Reproduce the data below line for line, changing nothing.

>> Begin Stored records

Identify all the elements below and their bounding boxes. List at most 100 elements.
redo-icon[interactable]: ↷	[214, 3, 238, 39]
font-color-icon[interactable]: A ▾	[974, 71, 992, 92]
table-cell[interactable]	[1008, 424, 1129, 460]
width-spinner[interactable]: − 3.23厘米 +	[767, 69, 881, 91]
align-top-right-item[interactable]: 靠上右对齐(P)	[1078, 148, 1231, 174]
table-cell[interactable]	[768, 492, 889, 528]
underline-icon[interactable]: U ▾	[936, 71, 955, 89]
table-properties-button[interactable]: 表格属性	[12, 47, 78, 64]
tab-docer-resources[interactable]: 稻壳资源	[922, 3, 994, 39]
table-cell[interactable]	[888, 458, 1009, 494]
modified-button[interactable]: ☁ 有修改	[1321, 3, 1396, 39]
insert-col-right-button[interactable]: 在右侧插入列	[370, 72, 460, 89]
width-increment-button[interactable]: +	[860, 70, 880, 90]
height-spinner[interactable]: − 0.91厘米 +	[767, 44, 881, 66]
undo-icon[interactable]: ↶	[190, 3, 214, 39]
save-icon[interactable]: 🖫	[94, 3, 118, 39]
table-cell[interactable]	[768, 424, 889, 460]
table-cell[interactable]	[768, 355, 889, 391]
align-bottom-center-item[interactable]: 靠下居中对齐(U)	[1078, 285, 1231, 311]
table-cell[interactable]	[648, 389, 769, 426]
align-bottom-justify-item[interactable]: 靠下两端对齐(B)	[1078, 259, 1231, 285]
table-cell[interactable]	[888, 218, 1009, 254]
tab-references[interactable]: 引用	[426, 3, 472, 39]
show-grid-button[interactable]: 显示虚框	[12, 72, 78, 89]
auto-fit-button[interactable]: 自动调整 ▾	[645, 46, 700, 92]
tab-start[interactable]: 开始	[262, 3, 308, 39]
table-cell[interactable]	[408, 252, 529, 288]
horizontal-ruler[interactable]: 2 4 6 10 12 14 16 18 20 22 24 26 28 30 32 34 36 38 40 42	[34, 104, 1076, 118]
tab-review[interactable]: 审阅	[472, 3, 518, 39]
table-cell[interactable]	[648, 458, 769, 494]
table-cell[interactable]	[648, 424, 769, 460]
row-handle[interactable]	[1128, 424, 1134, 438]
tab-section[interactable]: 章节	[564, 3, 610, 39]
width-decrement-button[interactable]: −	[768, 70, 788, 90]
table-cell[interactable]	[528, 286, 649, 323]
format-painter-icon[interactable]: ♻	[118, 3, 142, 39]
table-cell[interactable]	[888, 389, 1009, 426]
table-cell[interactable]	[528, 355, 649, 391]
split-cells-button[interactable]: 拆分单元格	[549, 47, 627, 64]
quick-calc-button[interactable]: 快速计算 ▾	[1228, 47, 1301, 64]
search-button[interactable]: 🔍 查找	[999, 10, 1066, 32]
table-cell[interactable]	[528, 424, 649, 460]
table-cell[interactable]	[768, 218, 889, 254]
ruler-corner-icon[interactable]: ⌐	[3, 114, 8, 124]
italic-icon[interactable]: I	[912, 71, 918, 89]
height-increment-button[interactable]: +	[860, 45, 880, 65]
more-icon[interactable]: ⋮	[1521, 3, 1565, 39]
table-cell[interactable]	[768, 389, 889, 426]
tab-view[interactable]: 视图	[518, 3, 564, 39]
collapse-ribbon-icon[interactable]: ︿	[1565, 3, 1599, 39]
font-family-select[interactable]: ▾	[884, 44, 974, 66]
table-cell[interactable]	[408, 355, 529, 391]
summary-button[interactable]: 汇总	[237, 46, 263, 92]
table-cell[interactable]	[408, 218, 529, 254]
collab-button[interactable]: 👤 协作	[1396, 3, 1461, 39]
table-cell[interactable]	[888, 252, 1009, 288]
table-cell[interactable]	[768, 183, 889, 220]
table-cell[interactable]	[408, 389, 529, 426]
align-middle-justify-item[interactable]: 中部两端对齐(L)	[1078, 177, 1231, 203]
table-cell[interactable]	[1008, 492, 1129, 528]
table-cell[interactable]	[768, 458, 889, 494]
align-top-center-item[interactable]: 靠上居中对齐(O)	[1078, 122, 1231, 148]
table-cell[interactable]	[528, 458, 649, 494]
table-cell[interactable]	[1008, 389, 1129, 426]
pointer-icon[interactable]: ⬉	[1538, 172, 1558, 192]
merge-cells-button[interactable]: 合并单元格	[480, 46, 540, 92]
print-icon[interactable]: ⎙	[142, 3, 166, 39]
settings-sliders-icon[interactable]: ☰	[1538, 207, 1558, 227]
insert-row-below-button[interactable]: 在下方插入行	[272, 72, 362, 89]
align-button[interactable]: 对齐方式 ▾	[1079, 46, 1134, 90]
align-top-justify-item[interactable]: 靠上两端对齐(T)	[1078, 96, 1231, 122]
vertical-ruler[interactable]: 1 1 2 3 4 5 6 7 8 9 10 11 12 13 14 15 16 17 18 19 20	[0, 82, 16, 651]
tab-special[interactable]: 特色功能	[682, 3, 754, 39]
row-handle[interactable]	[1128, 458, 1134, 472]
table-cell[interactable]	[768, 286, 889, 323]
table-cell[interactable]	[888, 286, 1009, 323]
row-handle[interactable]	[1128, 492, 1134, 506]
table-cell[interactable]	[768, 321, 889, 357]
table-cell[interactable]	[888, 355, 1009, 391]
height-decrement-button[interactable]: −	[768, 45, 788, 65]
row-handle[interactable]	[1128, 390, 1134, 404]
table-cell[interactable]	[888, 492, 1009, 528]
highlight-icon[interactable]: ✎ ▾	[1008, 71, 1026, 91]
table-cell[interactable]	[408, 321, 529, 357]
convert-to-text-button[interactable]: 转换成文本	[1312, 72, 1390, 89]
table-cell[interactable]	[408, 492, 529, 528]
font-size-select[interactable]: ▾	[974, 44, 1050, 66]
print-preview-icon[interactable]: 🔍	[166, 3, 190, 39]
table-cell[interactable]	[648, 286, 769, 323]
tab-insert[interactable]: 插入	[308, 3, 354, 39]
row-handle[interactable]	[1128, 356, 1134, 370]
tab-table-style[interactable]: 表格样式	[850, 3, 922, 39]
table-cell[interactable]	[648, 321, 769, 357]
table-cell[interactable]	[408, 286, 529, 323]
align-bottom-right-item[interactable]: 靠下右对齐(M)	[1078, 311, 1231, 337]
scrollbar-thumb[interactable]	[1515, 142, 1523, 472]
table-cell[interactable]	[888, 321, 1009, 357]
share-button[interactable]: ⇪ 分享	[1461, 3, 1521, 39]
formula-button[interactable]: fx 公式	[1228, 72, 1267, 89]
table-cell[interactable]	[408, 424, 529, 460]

>> End Stored records

Task response
Identify all the elements below and their bounding boxes. List at most 100 elements.
redo-icon[interactable]: ↷	[214, 3, 238, 39]
font-color-icon[interactable]: A ▾	[974, 71, 992, 92]
table-cell[interactable]	[1008, 424, 1129, 460]
width-spinner[interactable]: − 3.23厘米 +	[767, 69, 881, 91]
align-top-right-item[interactable]: 靠上右对齐(P)	[1078, 148, 1231, 174]
table-cell[interactable]	[768, 492, 889, 528]
underline-icon[interactable]: U ▾	[936, 71, 955, 89]
table-properties-button[interactable]: 表格属性	[12, 47, 78, 64]
tab-docer-resources[interactable]: 稻壳资源	[922, 3, 994, 39]
table-cell[interactable]	[888, 458, 1009, 494]
modified-button[interactable]: ☁ 有修改	[1321, 3, 1396, 39]
insert-col-right-button[interactable]: 在右侧插入列	[370, 72, 460, 89]
width-increment-button[interactable]: +	[860, 70, 880, 90]
height-spinner[interactable]: − 0.91厘米 +	[767, 44, 881, 66]
undo-icon[interactable]: ↶	[190, 3, 214, 39]
save-icon[interactable]: 🖫	[94, 3, 118, 39]
table-cell[interactable]	[768, 424, 889, 460]
table-cell[interactable]	[768, 355, 889, 391]
align-bottom-center-item[interactable]: 靠下居中对齐(U)	[1078, 285, 1231, 311]
table-cell[interactable]	[648, 389, 769, 426]
align-bottom-justify-item[interactable]: 靠下两端对齐(B)	[1078, 259, 1231, 285]
table-cell[interactable]	[888, 218, 1009, 254]
tab-references[interactable]: 引用	[426, 3, 472, 39]
show-grid-button[interactable]: 显示虚框	[12, 72, 78, 89]
auto-fit-button[interactable]: 自动调整 ▾	[645, 46, 700, 92]
tab-start[interactable]: 开始	[262, 3, 308, 39]
table-cell[interactable]	[408, 252, 529, 288]
horizontal-ruler[interactable]: 2 4 6 10 12 14 16 18 20 22 24 26 28 30 32 34 36 38 40 42	[34, 104, 1076, 118]
tab-review[interactable]: 审阅	[472, 3, 518, 39]
table-cell[interactable]	[648, 458, 769, 494]
table-cell[interactable]	[648, 424, 769, 460]
row-handle[interactable]	[1128, 424, 1134, 438]
tab-section[interactable]: 章节	[564, 3, 610, 39]
width-decrement-button[interactable]: −	[768, 70, 788, 90]
table-cell[interactable]	[528, 286, 649, 323]
format-painter-icon[interactable]: ♻	[118, 3, 142, 39]
table-cell[interactable]	[888, 389, 1009, 426]
table-cell[interactable]	[528, 355, 649, 391]
split-cells-button[interactable]: 拆分单元格	[549, 47, 627, 64]
quick-calc-button[interactable]: 快速计算 ▾	[1228, 47, 1301, 64]
search-button[interactable]: 🔍 查找	[999, 10, 1066, 32]
table-cell[interactable]	[528, 424, 649, 460]
table-cell[interactable]	[768, 218, 889, 254]
ruler-corner-icon[interactable]: ⌐	[3, 114, 8, 124]
italic-icon[interactable]: I	[912, 71, 918, 89]
height-increment-button[interactable]: +	[860, 45, 880, 65]
more-icon[interactable]: ⋮	[1521, 3, 1565, 39]
table-cell[interactable]	[768, 389, 889, 426]
tab-view[interactable]: 视图	[518, 3, 564, 39]
collapse-ribbon-icon[interactable]: ︿	[1565, 3, 1599, 39]
font-family-select[interactable]: ▾	[884, 44, 974, 66]
table-cell[interactable]	[408, 355, 529, 391]
summary-button[interactable]: 汇总	[237, 46, 263, 92]
table-cell[interactable]	[408, 218, 529, 254]
collab-button[interactable]: 👤 协作	[1396, 3, 1461, 39]
table-cell[interactable]	[888, 252, 1009, 288]
table-cell[interactable]	[768, 183, 889, 220]
table-cell[interactable]	[408, 389, 529, 426]
align-middle-justify-item[interactable]: 中部两端对齐(L)	[1078, 177, 1231, 203]
table-cell[interactable]	[1008, 492, 1129, 528]
table-cell[interactable]	[768, 458, 889, 494]
align-top-center-item[interactable]: 靠上居中对齐(O)	[1078, 122, 1231, 148]
table-cell[interactable]	[528, 458, 649, 494]
table-cell[interactable]	[1008, 389, 1129, 426]
pointer-icon[interactable]: ⬉	[1538, 172, 1558, 192]
merge-cells-button[interactable]: 合并单元格	[480, 46, 540, 92]
print-icon[interactable]: ⎙	[142, 3, 166, 39]
settings-sliders-icon[interactable]: ☰	[1538, 207, 1558, 227]
insert-row-below-button[interactable]: 在下方插入行	[272, 72, 362, 89]
align-button[interactable]: 对齐方式 ▾	[1079, 46, 1134, 90]
align-top-justify-item[interactable]: 靠上两端对齐(T)	[1078, 96, 1231, 122]
vertical-ruler[interactable]: 1 1 2 3 4 5 6 7 8 9 10 11 12 13 14 15 16 17 18 19 20	[0, 82, 16, 651]
tab-special[interactable]: 特色功能	[682, 3, 754, 39]
row-handle[interactable]	[1128, 458, 1134, 472]
table-cell[interactable]	[768, 286, 889, 323]
table-cell[interactable]	[888, 286, 1009, 323]
row-handle[interactable]	[1128, 492, 1134, 506]
table-cell[interactable]	[768, 321, 889, 357]
table-cell[interactable]	[888, 355, 1009, 391]
height-decrement-button[interactable]: −	[768, 45, 788, 65]
row-handle[interactable]	[1128, 390, 1134, 404]
table-cell[interactable]	[888, 492, 1009, 528]
highlight-icon[interactable]: ✎ ▾	[1008, 71, 1026, 91]
table-cell[interactable]	[408, 321, 529, 357]
convert-to-text-button[interactable]: 转换成文本	[1312, 72, 1390, 89]
table-cell[interactable]	[408, 492, 529, 528]
font-size-select[interactable]: ▾	[974, 44, 1050, 66]
print-preview-icon[interactable]: 🔍	[166, 3, 190, 39]
table-cell[interactable]	[648, 286, 769, 323]
tab-insert[interactable]: 插入	[308, 3, 354, 39]
row-handle[interactable]	[1128, 356, 1134, 370]
tab-table-style[interactable]: 表格样式	[850, 3, 922, 39]
table-cell[interactable]	[648, 321, 769, 357]
table-cell[interactable]	[408, 286, 529, 323]
align-bottom-right-item[interactable]: 靠下右对齐(M)	[1078, 311, 1231, 337]
scrollbar-thumb[interactable]	[1515, 142, 1523, 472]
table-cell[interactable]	[888, 321, 1009, 357]
share-button[interactable]: ⇪ 分享	[1461, 3, 1521, 39]
formula-button[interactable]: fx 公式	[1228, 72, 1267, 89]
table-cell[interactable]	[408, 424, 529, 460]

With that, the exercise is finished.